■ EXERCISE OBJECTIVE: Present each line of the entries below that holds the word "propulsion".

— begin SOURCE DATA —

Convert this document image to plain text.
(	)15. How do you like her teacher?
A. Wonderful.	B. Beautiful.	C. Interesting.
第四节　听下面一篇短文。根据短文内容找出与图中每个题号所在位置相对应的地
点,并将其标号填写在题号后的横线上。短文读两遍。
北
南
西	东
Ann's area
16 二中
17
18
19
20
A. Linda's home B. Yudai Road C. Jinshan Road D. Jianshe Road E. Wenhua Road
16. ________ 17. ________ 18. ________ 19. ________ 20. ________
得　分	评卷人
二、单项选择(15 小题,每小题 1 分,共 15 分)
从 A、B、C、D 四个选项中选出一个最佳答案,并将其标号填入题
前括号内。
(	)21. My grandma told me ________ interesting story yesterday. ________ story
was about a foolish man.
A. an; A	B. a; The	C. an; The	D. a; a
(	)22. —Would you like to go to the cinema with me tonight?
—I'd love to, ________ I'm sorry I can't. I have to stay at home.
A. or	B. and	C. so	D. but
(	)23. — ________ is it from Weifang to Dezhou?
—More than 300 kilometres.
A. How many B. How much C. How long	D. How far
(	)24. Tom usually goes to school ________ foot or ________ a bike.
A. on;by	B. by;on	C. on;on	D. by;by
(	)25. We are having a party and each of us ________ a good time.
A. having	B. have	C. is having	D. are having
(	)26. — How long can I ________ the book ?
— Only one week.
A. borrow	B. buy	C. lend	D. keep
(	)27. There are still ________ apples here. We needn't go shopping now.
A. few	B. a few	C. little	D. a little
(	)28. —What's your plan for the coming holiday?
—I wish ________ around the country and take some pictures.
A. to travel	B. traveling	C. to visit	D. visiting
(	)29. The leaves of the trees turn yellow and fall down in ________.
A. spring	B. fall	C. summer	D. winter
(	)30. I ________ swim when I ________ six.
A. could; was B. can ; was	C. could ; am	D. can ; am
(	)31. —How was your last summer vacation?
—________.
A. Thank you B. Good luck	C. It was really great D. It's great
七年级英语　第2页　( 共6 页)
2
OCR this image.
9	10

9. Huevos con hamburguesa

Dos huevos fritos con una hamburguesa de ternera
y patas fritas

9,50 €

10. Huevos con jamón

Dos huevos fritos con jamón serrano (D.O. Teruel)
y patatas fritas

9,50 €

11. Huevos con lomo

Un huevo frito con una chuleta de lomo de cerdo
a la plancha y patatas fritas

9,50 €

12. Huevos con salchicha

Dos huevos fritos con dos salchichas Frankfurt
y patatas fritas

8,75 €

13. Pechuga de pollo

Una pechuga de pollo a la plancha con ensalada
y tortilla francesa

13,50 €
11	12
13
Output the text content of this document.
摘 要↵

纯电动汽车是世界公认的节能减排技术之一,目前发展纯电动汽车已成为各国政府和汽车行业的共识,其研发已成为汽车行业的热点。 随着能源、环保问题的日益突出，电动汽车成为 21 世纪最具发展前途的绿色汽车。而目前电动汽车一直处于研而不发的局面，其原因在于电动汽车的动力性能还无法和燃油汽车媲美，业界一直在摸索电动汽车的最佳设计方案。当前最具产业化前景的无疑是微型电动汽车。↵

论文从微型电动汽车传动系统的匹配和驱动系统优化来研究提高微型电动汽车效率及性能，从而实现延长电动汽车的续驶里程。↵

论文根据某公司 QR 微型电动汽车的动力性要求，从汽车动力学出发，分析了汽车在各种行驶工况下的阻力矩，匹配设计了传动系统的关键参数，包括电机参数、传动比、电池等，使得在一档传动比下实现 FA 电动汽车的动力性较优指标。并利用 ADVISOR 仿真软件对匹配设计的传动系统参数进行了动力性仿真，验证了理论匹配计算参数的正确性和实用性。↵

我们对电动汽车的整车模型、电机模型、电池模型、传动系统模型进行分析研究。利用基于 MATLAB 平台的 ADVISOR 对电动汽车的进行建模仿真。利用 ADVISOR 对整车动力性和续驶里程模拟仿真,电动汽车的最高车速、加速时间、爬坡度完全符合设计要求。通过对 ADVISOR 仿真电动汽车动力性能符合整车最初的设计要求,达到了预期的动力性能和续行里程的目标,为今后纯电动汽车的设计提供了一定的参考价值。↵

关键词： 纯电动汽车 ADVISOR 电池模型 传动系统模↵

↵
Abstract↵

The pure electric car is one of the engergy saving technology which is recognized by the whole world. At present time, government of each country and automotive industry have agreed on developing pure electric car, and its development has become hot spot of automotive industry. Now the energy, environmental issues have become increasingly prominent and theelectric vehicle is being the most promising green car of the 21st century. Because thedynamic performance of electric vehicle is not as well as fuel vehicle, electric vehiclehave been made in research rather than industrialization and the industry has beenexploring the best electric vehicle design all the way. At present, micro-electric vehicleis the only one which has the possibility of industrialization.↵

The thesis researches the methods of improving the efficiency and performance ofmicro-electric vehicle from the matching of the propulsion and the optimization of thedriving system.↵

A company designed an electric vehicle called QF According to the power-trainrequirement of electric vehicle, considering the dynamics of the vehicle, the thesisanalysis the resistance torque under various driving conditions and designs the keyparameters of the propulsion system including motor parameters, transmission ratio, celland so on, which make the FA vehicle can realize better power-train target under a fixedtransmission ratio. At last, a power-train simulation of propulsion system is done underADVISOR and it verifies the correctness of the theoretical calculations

— end SOURCE DATA —

■ WRITTEN SOLUTION:
The thesis researches the methods of improving the efficiency and performance ofmicro-electric vehicle from the matching of the propulsion and the optimization of thedriving system.↵
A company designed an electric vehicle called QF According to the power-trainrequirement of electric vehicle, considering the dynamics of the vehicle, the thesisanalysis the resistance torque under various driving conditions and designs the keyparameters of the propulsion system including motor parameters, transmission ratio, celland so on, which make the FA vehicle can realize better power-train target under a fixedtransmission ratio. At last, a power-train simulation of propulsion system is done underADVISOR and it verifies the correctness of the theoretical calculations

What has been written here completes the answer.